Set task:
The listing below should be written out exactly; please include all of it.

Collected data:
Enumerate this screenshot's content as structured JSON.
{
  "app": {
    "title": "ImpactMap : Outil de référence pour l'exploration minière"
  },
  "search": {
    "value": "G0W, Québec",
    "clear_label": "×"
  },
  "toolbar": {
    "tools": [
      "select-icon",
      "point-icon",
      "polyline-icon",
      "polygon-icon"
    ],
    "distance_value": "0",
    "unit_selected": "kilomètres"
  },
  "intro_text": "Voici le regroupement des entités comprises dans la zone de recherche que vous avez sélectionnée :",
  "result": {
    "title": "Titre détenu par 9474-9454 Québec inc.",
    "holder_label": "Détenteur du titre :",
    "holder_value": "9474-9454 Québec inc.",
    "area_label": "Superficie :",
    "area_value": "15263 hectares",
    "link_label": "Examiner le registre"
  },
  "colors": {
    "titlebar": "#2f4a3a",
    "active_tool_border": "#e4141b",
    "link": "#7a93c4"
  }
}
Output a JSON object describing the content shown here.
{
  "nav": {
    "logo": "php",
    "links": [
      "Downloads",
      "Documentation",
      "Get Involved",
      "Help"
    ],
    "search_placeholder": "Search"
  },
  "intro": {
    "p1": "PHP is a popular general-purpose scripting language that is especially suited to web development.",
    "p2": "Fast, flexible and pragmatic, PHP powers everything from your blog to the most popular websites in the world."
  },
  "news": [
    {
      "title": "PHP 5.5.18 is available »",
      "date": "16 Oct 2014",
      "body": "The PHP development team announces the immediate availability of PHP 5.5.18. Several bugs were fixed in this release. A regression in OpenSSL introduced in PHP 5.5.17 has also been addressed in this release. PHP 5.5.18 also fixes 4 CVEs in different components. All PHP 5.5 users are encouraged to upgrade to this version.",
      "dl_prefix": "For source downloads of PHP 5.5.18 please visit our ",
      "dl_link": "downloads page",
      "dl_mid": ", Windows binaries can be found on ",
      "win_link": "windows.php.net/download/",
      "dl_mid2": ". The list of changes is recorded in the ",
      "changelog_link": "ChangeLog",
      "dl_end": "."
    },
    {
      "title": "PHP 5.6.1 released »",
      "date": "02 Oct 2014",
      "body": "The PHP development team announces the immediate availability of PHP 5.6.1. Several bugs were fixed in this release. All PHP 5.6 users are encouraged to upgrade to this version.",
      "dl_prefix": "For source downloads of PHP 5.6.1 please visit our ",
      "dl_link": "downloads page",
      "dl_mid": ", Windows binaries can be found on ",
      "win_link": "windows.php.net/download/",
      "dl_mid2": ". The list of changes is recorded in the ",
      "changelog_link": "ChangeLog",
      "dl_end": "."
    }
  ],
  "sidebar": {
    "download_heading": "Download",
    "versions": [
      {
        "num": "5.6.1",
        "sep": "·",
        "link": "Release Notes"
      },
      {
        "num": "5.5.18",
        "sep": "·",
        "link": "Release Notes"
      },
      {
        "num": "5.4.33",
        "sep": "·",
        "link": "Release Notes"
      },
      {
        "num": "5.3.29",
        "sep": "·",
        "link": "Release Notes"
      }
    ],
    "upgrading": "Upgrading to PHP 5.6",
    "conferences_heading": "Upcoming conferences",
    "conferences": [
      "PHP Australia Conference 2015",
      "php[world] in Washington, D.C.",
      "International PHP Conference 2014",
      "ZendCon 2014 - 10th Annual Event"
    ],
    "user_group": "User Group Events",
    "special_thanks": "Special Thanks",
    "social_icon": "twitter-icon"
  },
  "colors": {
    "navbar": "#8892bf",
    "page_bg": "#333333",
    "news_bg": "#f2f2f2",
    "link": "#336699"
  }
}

Correct result:
Enumerate this screenshot's content as structured JSON.
{
  "app": {
    "title": "ImpactMap : Outil de référence pour l'exploration minière"
  },
  "search": {
    "value": "G0W, Québec",
    "clear_label": "×"
  },
  "toolbar": {
    "tools": [
      "select-icon",
      "point-icon",
      "polyline-icon",
      "polygon-icon"
    ],
    "distance_value": "0",
    "unit_selected": "kilomètres"
  },
  "intro_text": "Voici le regroupement des entités comprises dans la zone de recherche que vous avez sélectionnée :",
  "result": {
    "title": "Titre détenu par 9474-9454 Québec inc.",
    "holder_label": "Détenteur du titre :",
    "holder_value": "9474-9454 Québec inc.",
    "area_label": "Superficie :",
    "area_value": "15263 hectares",
    "link_label": "Examiner le registre"
  },
  "colors": {
    "titlebar": "#2f4a3a",
    "active_tool_border": "#e4141b",
    "link": "#7a93c4"
  }
}
Output a JSON object describing the content shown here.
{
  "nav": {
    "logo": "php",
    "links": [
      "Downloads",
      "Documentation",
      "Get Involved",
      "Help"
    ],
    "search_placeholder": "Search"
  },
  "intro": {
    "p1": "PHP is a popular general-purpose scripting language that is especially suited to web development.",
    "p2": "Fast, flexible and pragmatic, PHP powers everything from your blog to the most popular websites in the world."
  },
  "news": [
    {
      "title": "PHP 5.5.18 is available »",
      "date": "16 Oct 2014",
      "body": "The PHP development team announces the immediate availability of PHP 5.5.18. Several bugs were fixed in this release. A regression in OpenSSL introduced in PHP 5.5.17 has also been addressed in this release. PHP 5.5.18 also fixes 4 CVEs in different components. All PHP 5.5 users are encouraged to upgrade to this version.",
      "dl_prefix": "For source downloads of PHP 5.5.18 please visit our ",
      "dl_link": "downloads page",
      "dl_mid": ", Windows binaries can be found on ",
      "win_link": "windows.php.net/download/",
      "dl_mid2": ". The list of changes is recorded in the ",
      "changelog_link": "ChangeLog",
      "dl_end": "."
    },
    {
      "title": "PHP 5.6.1 released »",
      "date": "02 Oct 2014",
      "body": "The PHP development team announces the immediate availability of PHP 5.6.1. Several bugs were fixed in this release. All PHP 5.6 users are encouraged to upgrade to this version.",
      "dl_prefix": "For source downloads of PHP 5.6.1 please visit our ",
      "dl_link": "downloads page",
      "dl_mid": ", Windows binaries can be found on ",
      "win_link": "windows.php.net/download/",
      "dl_mid2": ". The list of changes is recorded in the ",
      "changelog_link": "ChangeLog",
      "dl_end": "."
    }
  ],
  "sidebar": {
    "download_heading": "Download",
    "versions": [
      {
        "num": "5.6.1",
        "sep": "·",
        "link": "Release Notes"
      },
      {
        "num": "5.5.18",
        "sep": "·",
        "link": "Release Notes"
      },
      {
        "num": "5.4.33",
        "sep": "·",
        "link": "Release Notes"
      },
      {
        "num": "5.3.29",
        "sep": "·",
        "link": "Release Notes"
      }
    ],
    "upgrading": "Upgrading to PHP 5.6",
    "conferences_heading": "Upcoming conferences",
    "conferences": [
      "PHP Australia Conference 2015",
      "php[world] in Washington, D.C.",
      "International PHP Conference 2014",
      "ZendCon 2014 - 10th Annual Event"
    ],
    "user_group": "User Group Events",
    "special_thanks": "Special Thanks",
    "social_icon": "twitter-icon"
  },
  "colors": {
    "navbar": "#8892bf",
    "page_bg": "#333333",
    "news_bg": "#f2f2f2",
    "link": "#336699"
  }
}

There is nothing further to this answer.